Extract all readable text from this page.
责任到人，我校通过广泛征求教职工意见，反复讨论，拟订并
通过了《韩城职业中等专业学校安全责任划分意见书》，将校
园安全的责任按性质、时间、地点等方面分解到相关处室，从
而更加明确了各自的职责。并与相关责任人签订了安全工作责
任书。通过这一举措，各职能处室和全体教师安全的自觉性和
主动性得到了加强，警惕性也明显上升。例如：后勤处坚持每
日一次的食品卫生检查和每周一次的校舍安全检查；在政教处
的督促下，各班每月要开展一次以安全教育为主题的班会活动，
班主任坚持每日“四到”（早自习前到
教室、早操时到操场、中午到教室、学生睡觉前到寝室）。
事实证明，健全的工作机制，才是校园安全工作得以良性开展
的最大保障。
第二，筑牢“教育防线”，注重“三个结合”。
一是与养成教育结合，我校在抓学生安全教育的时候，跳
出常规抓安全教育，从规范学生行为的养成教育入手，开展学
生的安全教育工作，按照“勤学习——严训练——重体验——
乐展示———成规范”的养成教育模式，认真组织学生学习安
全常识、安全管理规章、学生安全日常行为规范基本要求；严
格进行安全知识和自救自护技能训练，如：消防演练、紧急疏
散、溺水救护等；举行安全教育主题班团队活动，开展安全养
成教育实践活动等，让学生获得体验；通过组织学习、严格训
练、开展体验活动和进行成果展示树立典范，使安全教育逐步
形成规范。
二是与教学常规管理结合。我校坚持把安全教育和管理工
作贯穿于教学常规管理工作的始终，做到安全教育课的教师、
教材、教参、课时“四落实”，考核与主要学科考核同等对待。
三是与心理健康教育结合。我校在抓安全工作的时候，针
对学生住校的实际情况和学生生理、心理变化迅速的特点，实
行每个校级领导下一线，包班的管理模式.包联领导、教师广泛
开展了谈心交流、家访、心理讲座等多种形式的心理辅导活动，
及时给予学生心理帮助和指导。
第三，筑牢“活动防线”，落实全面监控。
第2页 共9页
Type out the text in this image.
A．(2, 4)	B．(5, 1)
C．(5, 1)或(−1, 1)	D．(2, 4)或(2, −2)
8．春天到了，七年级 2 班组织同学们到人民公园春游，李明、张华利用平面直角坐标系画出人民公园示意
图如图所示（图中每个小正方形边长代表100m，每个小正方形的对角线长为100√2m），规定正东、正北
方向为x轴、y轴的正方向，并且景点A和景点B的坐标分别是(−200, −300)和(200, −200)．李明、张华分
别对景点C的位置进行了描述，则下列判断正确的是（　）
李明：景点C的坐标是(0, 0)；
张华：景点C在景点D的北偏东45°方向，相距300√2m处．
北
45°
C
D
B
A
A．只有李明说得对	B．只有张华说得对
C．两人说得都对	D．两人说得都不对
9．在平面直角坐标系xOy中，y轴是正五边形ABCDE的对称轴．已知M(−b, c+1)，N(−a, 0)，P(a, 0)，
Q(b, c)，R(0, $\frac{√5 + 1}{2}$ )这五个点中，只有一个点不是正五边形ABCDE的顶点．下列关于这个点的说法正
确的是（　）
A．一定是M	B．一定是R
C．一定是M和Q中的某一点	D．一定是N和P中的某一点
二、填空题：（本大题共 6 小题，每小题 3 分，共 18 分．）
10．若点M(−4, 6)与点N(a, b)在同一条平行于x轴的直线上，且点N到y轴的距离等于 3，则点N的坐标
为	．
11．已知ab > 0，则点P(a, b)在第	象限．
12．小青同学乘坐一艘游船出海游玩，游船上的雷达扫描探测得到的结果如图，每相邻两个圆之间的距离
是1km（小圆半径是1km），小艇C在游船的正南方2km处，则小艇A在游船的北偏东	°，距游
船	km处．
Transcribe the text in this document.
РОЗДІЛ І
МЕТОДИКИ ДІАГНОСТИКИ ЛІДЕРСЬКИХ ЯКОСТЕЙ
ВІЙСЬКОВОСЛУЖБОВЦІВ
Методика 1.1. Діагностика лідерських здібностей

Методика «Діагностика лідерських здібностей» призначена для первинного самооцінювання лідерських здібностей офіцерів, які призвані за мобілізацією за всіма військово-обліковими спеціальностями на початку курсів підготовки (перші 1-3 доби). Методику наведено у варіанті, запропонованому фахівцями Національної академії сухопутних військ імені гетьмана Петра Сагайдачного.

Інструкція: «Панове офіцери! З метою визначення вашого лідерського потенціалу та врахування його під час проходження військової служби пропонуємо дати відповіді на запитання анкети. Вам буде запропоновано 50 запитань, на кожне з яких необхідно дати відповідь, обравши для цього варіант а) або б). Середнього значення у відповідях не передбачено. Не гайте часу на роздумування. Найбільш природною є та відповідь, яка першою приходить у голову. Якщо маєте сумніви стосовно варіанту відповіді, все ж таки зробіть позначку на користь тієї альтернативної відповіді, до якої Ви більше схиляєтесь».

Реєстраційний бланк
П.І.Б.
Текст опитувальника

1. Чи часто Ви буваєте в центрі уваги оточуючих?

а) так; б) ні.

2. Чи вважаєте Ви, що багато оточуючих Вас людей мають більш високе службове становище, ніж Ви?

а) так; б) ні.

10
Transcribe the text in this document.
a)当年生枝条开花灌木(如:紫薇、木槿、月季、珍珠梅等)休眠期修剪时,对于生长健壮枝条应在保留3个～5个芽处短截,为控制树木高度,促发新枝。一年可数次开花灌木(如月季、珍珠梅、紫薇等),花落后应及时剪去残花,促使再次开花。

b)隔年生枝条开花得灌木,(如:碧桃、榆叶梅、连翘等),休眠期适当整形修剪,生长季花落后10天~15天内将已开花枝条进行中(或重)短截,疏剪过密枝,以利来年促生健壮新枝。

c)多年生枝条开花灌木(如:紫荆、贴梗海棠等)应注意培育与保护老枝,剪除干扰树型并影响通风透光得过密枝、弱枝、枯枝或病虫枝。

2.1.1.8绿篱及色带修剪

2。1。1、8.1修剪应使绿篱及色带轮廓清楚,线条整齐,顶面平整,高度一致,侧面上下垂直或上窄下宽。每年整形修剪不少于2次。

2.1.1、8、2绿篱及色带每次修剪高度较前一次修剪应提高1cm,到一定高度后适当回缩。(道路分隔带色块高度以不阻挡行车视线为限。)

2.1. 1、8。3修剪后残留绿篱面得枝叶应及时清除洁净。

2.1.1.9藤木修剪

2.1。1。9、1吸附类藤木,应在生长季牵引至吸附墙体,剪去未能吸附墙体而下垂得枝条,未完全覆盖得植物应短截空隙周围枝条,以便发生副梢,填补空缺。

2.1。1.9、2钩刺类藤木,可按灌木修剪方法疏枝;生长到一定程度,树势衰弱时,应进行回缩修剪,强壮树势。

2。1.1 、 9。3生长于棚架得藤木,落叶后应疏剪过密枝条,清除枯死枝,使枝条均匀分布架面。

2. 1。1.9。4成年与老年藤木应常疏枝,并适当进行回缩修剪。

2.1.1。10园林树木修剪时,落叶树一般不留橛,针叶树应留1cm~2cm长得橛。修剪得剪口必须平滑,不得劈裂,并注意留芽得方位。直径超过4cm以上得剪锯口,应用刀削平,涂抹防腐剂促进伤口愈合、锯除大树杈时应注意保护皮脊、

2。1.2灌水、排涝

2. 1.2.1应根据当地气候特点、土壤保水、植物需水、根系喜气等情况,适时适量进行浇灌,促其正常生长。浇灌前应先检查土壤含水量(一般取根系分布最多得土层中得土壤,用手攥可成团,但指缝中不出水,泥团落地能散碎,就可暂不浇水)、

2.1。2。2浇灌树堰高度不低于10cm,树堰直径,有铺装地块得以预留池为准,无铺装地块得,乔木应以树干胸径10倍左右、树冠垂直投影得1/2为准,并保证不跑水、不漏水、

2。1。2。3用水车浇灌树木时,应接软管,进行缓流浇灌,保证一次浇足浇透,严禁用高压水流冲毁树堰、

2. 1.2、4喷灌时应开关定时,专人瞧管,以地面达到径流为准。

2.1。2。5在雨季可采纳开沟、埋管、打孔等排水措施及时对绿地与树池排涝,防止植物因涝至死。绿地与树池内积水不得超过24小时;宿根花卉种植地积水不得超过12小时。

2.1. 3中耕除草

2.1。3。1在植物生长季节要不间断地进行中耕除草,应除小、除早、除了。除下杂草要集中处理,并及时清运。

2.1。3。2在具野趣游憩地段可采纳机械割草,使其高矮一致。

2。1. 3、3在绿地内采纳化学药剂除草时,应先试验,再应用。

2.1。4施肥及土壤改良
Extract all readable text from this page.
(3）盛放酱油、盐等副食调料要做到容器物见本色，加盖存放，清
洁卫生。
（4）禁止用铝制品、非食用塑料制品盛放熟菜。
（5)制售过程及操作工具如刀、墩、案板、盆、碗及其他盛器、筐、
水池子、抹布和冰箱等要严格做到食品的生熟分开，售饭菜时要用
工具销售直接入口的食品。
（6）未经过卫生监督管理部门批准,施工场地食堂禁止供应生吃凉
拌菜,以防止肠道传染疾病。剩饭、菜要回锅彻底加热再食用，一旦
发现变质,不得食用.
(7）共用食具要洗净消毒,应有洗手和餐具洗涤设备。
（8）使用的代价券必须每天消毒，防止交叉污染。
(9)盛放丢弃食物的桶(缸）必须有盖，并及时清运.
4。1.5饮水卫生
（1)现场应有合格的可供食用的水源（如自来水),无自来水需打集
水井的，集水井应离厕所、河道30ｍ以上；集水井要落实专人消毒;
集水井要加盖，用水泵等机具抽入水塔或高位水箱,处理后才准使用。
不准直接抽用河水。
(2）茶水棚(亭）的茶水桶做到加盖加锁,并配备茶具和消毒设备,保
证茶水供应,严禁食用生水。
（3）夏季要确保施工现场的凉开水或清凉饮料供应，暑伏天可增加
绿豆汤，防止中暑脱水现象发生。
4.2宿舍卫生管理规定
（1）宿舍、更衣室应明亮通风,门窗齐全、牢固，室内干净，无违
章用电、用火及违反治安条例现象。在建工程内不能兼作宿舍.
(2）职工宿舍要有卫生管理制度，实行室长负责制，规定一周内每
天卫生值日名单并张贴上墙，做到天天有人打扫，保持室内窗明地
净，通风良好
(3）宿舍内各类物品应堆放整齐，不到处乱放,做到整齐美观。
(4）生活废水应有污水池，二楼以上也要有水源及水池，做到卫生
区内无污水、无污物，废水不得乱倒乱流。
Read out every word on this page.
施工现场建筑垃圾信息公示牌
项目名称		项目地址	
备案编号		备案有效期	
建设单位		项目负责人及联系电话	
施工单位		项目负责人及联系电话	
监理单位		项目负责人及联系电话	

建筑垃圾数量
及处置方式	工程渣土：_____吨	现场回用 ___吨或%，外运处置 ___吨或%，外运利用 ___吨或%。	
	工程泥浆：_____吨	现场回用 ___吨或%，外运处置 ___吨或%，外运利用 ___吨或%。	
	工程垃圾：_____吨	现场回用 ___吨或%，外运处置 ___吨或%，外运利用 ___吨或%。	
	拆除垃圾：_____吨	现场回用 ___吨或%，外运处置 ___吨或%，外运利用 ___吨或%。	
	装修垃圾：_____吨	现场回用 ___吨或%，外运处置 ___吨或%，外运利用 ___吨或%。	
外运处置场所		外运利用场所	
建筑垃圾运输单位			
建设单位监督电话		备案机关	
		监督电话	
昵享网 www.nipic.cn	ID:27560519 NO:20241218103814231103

* _What needs to be done_:
In the entries above, identify each line that includes the string "并及时清运", then copy it.

* _Exercise solution_:
2.1。3。1在植物生长季节要不间断地进行中耕除草,应除小、除早、除了。除下杂草要集中处理,并及时清运。
(9)盛放丢弃食物的桶(缸）必须有盖，并及时清运.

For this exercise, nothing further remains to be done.